>> Begin RECORDS FOR THE TASK

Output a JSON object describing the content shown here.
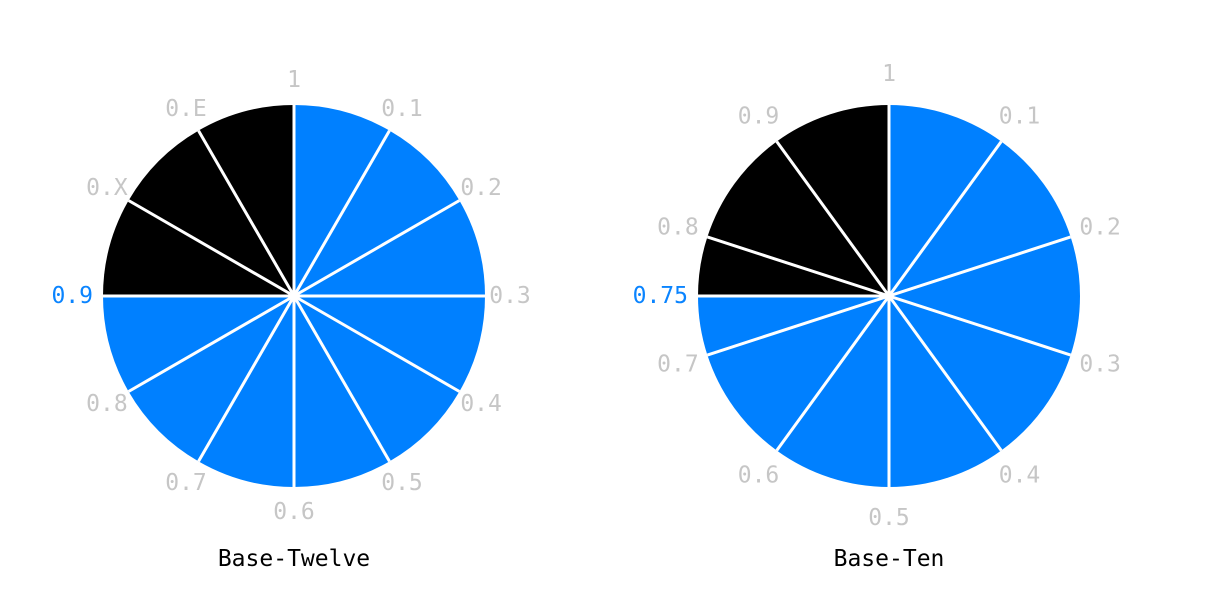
{
  "colors": {
    "filled": "#0080ff",
    "remaining": "#000000",
    "divider": "#ffffff",
    "tick_label": "#c6c6c6",
    "highlight_label": "#0a84ff",
    "caption": "#000000"
  },
  "diagrams": [
    {
      "caption": "Base-Twelve",
      "divisions": 12,
      "filled_fraction": 0.75,
      "highlight_label": "0.9",
      "tick_labels": [
        "1",
        "0.1",
        "0.2",
        "0.3",
        "0.4",
        "0.5",
        "0.6",
        "0.7",
        "0.8",
        "0.9",
        "0.X",
        "0.E"
      ]
    },
    {
      "caption": "Base-Ten",
      "divisions": 10,
      "filled_fraction": 0.75,
      "highlight_label": "0.75",
      "tick_labels": [
        "1",
        "0.1",
        "0.2",
        "0.3",
        "0.4",
        "0.5",
        "0.6",
        "0.7",
        "0.8",
        "0.9"
      ]
    }
  ]
}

>> End RECORDS FOR THE TASK

## [WHAT THIS TASK INVOLVES]
Determine how many lines of the listing above include the word "caption", and report that number only.

## [SOLUTION BELOW]
3